- **Your goal**
In the records below, find the line containing "Convert this screenshot"; copy exactly that line and all lines after it to the end, and nothing else.

- **Data for this task**
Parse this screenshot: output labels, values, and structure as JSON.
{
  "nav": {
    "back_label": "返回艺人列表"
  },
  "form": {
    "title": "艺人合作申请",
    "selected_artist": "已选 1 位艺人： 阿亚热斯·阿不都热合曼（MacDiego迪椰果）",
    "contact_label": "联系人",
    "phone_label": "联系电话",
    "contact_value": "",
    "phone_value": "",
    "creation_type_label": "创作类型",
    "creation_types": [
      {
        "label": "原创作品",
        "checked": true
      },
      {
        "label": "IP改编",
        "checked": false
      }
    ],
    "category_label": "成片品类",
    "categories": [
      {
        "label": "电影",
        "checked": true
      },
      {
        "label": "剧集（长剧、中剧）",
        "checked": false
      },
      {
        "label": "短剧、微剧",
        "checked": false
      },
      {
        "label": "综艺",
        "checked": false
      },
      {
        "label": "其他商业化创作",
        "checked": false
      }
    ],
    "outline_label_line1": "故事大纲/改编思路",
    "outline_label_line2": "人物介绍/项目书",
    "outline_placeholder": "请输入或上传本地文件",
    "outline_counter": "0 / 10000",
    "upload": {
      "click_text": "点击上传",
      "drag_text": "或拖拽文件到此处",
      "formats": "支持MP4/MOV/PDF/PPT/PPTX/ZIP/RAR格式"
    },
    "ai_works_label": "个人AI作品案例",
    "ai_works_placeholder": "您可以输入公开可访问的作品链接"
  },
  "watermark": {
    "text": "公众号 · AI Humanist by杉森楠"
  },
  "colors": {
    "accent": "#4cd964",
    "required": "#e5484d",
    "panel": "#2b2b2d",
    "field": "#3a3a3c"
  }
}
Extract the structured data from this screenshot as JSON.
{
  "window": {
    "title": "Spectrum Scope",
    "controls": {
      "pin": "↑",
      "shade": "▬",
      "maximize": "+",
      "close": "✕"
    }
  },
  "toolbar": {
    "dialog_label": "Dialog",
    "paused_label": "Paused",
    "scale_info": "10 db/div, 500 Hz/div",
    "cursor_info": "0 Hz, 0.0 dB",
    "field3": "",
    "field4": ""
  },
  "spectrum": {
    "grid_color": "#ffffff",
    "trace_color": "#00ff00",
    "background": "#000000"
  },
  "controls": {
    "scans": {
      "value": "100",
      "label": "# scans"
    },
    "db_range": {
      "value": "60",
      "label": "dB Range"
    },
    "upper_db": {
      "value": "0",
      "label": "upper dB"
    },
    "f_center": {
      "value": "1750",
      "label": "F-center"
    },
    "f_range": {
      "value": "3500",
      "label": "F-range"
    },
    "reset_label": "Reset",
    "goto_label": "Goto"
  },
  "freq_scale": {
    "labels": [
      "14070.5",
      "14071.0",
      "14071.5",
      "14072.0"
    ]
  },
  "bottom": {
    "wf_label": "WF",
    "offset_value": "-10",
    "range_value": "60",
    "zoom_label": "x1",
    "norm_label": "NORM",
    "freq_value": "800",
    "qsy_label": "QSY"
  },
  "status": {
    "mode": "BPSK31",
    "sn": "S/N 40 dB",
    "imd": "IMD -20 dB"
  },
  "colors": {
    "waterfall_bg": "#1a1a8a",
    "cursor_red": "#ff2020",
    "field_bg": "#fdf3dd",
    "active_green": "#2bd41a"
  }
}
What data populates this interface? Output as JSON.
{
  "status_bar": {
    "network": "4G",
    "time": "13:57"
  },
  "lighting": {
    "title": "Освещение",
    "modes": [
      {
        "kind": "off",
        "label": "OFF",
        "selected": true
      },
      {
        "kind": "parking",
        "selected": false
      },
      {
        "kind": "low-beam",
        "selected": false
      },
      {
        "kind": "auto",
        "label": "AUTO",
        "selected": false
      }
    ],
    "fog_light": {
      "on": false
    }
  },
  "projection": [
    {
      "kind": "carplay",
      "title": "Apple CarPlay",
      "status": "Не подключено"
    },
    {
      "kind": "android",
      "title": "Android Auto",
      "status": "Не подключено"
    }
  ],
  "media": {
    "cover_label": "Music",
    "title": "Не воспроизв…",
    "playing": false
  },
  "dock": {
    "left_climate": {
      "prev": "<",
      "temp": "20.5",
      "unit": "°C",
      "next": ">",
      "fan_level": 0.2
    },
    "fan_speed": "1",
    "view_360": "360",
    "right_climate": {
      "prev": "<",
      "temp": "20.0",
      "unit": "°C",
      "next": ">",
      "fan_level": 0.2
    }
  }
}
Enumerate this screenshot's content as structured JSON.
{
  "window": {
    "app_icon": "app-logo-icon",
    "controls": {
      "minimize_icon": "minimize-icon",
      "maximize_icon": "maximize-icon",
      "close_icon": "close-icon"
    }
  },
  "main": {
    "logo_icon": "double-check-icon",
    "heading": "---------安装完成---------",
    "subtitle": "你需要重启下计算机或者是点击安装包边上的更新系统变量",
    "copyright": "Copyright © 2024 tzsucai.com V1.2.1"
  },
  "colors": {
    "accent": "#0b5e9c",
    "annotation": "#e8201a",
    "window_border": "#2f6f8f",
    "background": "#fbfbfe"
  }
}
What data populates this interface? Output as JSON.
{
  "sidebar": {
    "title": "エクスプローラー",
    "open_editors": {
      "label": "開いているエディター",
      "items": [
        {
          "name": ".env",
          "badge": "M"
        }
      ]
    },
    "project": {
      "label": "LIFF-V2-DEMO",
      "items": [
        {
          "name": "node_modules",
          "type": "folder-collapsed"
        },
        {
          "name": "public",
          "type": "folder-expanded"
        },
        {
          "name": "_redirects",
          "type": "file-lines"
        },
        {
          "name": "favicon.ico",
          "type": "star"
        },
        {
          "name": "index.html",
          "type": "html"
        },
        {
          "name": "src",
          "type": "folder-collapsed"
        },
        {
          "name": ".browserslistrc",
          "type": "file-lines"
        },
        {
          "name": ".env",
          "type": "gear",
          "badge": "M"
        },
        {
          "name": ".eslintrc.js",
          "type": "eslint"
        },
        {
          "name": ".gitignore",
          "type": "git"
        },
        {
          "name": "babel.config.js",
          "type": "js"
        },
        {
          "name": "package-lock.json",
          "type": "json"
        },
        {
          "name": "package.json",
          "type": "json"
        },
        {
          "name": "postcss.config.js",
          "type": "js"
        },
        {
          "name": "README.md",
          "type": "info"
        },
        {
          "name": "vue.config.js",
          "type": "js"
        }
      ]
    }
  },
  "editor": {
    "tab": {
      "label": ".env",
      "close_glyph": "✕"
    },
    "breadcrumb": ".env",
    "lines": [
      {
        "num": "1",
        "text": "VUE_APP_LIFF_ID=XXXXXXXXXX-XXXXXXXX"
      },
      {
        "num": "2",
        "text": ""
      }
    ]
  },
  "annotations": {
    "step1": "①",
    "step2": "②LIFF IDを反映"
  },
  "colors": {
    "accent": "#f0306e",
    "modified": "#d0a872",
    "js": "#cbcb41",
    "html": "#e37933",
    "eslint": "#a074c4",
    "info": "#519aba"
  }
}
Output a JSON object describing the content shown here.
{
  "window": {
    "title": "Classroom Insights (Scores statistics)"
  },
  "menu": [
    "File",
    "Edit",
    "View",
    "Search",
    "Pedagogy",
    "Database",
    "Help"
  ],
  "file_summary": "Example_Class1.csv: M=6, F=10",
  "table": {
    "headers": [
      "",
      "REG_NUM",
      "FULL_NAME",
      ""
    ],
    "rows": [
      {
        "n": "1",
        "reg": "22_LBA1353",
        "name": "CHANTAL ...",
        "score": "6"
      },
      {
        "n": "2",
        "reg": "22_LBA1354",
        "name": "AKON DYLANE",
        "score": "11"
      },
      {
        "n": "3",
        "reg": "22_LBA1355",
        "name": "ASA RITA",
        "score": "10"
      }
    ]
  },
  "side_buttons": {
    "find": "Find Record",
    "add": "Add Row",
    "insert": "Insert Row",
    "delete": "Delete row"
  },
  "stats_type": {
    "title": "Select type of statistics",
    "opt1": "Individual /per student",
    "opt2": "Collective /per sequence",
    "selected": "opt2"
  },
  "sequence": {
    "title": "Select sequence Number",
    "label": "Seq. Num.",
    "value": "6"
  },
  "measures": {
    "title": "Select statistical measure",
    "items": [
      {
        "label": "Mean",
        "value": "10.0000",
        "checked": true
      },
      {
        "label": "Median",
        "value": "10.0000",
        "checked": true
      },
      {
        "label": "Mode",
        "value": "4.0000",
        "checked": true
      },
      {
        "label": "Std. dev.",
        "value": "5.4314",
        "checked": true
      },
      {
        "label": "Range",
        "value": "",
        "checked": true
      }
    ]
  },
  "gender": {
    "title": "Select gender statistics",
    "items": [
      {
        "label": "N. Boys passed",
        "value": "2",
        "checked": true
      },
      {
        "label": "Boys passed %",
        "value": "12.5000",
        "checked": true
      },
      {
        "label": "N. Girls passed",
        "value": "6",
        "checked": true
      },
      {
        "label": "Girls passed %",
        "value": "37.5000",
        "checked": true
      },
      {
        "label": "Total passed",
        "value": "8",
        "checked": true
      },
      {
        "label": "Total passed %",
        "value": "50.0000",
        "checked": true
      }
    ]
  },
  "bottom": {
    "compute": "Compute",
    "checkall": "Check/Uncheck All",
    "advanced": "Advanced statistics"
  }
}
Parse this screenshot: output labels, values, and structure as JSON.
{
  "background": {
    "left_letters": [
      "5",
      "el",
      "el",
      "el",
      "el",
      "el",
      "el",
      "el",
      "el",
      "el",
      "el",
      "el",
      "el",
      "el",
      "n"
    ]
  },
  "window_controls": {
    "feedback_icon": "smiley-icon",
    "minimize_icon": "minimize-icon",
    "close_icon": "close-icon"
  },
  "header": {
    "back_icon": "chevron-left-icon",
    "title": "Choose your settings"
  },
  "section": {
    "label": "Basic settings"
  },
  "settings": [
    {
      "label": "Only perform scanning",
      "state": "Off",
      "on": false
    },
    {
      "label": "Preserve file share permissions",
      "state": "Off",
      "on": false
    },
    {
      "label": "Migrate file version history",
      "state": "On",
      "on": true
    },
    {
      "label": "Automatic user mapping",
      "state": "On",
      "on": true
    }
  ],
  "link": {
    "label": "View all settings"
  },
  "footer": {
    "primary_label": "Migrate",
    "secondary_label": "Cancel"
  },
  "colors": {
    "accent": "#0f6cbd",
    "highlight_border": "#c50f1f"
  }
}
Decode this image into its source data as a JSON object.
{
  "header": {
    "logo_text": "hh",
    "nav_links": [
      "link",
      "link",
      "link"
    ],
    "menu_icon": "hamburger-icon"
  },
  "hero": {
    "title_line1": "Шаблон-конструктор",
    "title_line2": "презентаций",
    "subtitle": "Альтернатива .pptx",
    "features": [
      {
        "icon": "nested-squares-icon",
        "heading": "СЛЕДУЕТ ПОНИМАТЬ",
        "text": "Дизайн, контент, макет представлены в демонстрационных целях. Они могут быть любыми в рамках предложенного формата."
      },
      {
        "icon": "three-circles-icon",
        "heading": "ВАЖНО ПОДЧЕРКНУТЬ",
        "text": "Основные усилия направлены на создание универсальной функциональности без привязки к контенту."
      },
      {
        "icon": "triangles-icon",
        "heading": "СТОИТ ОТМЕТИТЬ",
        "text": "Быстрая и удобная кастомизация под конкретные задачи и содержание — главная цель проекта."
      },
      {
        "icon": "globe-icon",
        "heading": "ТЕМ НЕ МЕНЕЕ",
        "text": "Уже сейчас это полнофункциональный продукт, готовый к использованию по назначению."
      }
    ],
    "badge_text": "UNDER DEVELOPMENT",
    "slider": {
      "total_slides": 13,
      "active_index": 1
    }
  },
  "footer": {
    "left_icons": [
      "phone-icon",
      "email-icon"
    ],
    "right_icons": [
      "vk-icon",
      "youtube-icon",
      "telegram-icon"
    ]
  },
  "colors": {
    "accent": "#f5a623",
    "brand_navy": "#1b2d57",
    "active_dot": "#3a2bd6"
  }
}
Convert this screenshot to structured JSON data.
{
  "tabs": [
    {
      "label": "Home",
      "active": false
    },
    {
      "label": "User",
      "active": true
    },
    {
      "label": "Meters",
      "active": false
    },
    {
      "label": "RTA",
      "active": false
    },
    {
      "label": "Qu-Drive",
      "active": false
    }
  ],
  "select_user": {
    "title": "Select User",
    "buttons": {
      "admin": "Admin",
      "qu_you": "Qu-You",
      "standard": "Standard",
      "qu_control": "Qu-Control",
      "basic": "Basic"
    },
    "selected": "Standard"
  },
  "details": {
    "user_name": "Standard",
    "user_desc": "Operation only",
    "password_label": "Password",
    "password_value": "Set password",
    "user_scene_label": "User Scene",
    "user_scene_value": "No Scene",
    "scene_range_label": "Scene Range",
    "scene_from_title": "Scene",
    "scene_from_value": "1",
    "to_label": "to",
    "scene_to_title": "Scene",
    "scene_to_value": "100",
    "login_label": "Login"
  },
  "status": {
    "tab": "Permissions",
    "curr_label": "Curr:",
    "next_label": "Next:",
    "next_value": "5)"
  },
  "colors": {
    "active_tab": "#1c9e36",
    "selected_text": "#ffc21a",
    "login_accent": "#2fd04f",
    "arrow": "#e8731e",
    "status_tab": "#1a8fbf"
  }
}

- **The response**
Convert this screenshot to structured JSON data.
{
  "tabs": [
    {
      "label": "Home",
      "active": false
    },
    {
      "label": "User",
      "active": true
    },
    {
      "label": "Meters",
      "active": false
    },
    {
      "label": "RTA",
      "active": false
    },
    {
      "label": "Qu-Drive",
      "active": false
    }
  ],
  "select_user": {
    "title": "Select User",
    "buttons": {
      "admin": "Admin",
      "qu_you": "Qu-You",
      "standard": "Standard",
      "qu_control": "Qu-Control",
      "basic": "Basic"
    },
    "selected": "Standard"
  },
  "details": {
    "user_name": "Standard",
    "user_desc": "Operation only",
    "password_label": "Password",
    "password_value": "Set password",
    "user_scene_label": "User Scene",
    "user_scene_value": "No Scene",
    "scene_range_label": "Scene Range",
    "scene_from_title": "Scene",
    "scene_from_value": "1",
    "to_label": "to",
    "scene_to_title": "Scene",
    "scene_to_value": "100",
    "login_label": "Login"
  },
  "status": {
    "tab": "Permissions",
    "curr_label": "Curr:",
    "next_label": "Next:",
    "next_value": "5)"
  },
  "colors": {
    "active_tab": "#1c9e36",
    "selected_text": "#ffc21a",
    "login_accent": "#2fd04f",
    "arrow": "#e8731e",
    "status_tab": "#1a8fbf"
  }
}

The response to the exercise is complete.